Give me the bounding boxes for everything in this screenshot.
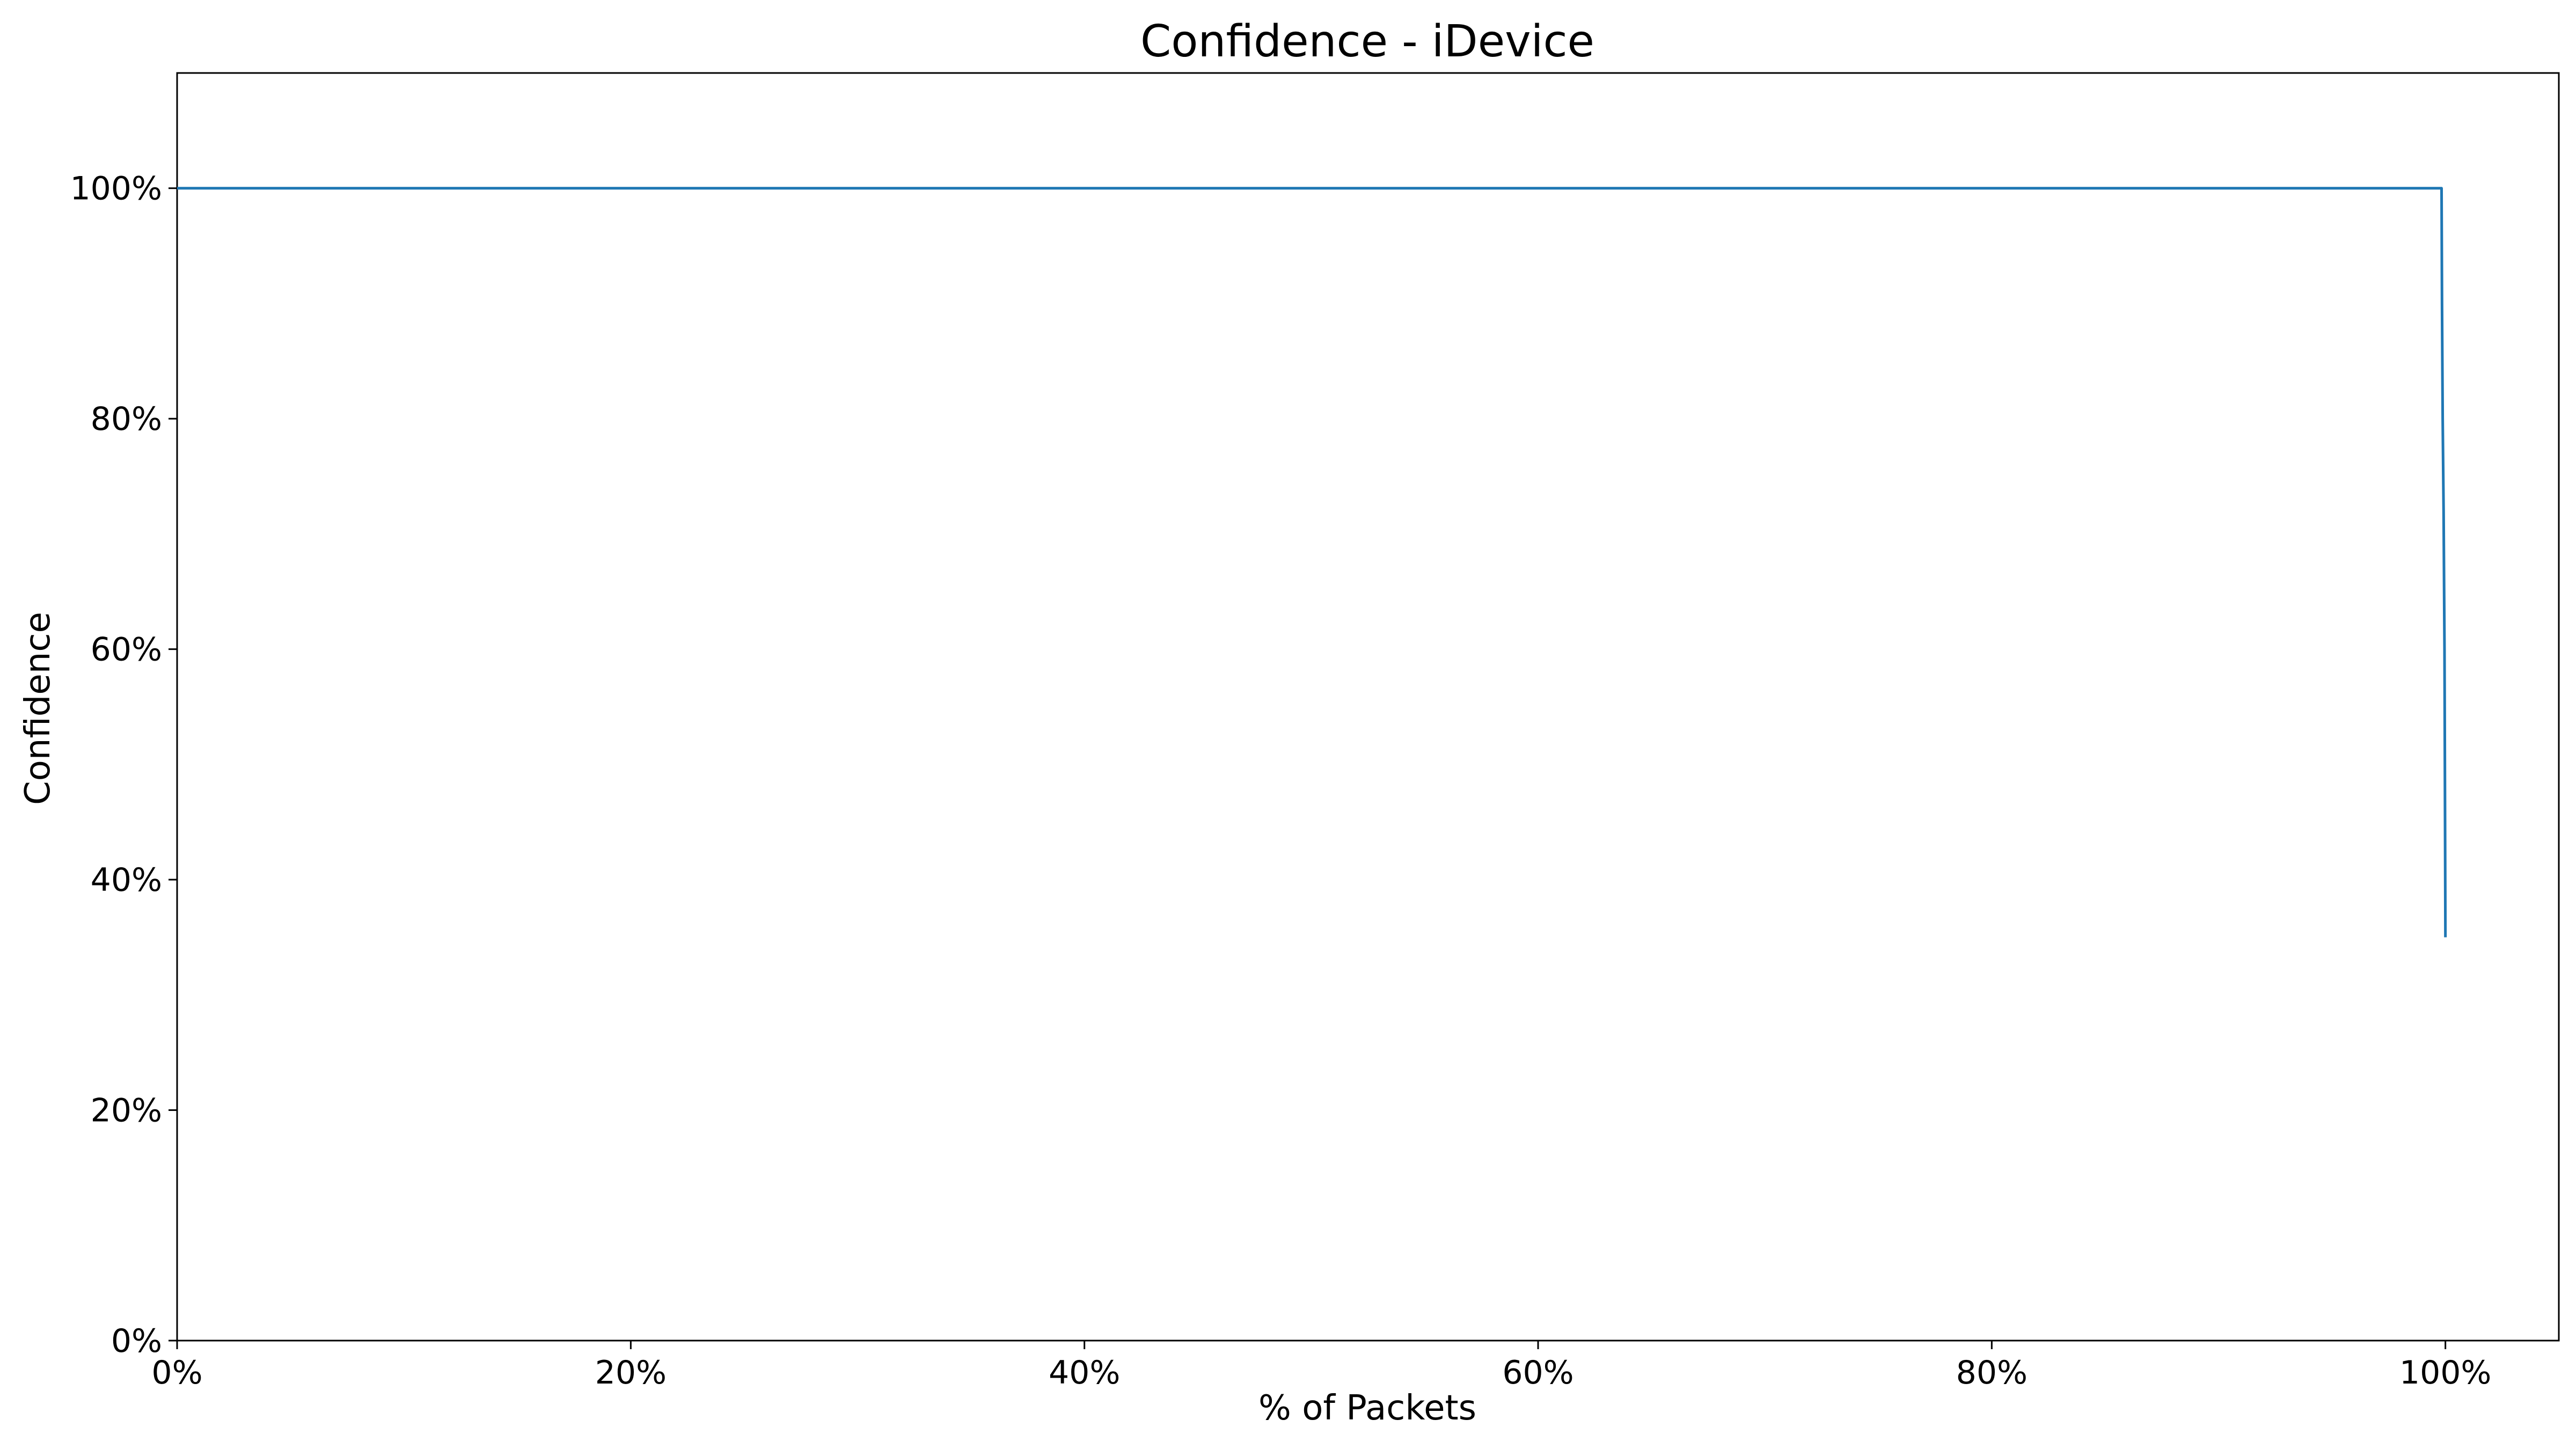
y-axis-label: Confidence — [18, 612, 58, 805]
y-tick-label: 60% — [91, 631, 162, 669]
y-tick-label: 0% — [111, 1322, 162, 1360]
y-tick-label: 20% — [91, 1092, 162, 1130]
y-tick-label: 80% — [91, 400, 162, 438]
y-axis: 0% 20% 40% 60% 80% 100% — [70, 170, 177, 1360]
x-tick-label: 80% — [1956, 1354, 2028, 1392]
chart-title: Confidence - iDevice — [1140, 16, 1594, 67]
x-axis-label: % of Packets — [1258, 1388, 1476, 1428]
x-tick-label: 40% — [1049, 1354, 1120, 1392]
x-tick-label: 60% — [1502, 1354, 1574, 1392]
x-tick-label: 0% — [151, 1354, 202, 1392]
series-line-1 — [177, 187, 2447, 938]
plot-area — [176, 72, 2560, 1342]
plot-frame — [176, 72, 2560, 1342]
y-tick-label: 40% — [91, 861, 162, 899]
y-tick-label: 100% — [70, 170, 162, 208]
x-tick-label: 100% — [2399, 1354, 2492, 1392]
x-tick-label: 20% — [595, 1354, 667, 1392]
x-axis: 0% 20% 40% 60% 80% 100% — [151, 1341, 2491, 1392]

---*---

**ВАША ЗАДАЧА:**
Воспроизведите дословно все строки выше, не включая в ответ изображения.

**РЕЗУЛЬТАТ ЗАДАЧИ:**
Give me the bounding boxes for everything in this screenshot.
y-axis-label: Confidence — [18, 612, 58, 805]
y-tick-label: 60% — [91, 631, 162, 669]
y-tick-label: 0% — [111, 1322, 162, 1360]
y-tick-label: 20% — [91, 1092, 162, 1130]
y-tick-label: 80% — [91, 400, 162, 438]
y-axis: 0% 20% 40% 60% 80% 100% — [70, 170, 177, 1360]
x-tick-label: 80% — [1956, 1354, 2028, 1392]
chart-title: Confidence - iDevice — [1140, 16, 1594, 67]
x-axis-label: % of Packets — [1258, 1388, 1476, 1428]
x-tick-label: 40% — [1049, 1354, 1120, 1392]
x-tick-label: 60% — [1502, 1354, 1574, 1392]
x-tick-label: 0% — [151, 1354, 202, 1392]
series-line-1 — [177, 187, 2447, 938]
plot-area — [176, 72, 2560, 1342]
plot-frame — [176, 72, 2560, 1342]
y-tick-label: 40% — [91, 861, 162, 899]
y-tick-label: 100% — [70, 170, 162, 208]
x-tick-label: 100% — [2399, 1354, 2492, 1392]
x-tick-label: 20% — [595, 1354, 667, 1392]
x-axis: 0% 20% 40% 60% 80% 100% — [151, 1341, 2491, 1392]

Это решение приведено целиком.